Task details: Count the lines below that contain the word "estimate" and give only that number.

--

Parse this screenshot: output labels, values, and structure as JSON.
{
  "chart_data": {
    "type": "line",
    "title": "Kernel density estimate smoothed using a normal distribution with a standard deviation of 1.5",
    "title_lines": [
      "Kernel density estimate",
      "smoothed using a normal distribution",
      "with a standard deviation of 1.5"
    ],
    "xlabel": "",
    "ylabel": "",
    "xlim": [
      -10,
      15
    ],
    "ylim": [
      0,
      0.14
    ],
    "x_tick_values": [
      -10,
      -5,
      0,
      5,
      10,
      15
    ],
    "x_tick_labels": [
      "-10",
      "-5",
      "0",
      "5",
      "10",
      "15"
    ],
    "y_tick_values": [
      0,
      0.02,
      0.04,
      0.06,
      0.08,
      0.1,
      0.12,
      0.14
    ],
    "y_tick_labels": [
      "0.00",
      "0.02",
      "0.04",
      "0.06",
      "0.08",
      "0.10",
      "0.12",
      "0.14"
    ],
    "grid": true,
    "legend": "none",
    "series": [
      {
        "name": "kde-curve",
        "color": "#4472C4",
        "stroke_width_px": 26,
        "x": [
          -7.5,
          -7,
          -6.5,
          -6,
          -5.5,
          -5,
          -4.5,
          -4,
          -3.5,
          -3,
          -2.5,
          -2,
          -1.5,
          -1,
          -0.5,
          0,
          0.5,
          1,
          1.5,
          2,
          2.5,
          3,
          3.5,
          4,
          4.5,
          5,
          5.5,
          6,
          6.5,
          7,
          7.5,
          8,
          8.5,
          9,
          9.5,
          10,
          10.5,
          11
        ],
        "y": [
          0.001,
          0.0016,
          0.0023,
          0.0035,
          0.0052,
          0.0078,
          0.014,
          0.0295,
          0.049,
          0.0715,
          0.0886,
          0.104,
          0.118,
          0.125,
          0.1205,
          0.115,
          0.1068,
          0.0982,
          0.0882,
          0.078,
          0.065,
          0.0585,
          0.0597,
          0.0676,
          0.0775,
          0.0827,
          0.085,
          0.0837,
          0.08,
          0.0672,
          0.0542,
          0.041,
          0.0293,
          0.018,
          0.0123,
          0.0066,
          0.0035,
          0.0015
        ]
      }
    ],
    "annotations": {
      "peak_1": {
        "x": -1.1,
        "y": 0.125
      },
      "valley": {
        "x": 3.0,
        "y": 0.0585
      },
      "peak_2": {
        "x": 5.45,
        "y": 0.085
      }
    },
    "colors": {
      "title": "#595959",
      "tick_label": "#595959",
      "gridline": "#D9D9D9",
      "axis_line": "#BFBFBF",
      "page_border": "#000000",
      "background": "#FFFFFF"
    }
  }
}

--

Solution for this problem: 2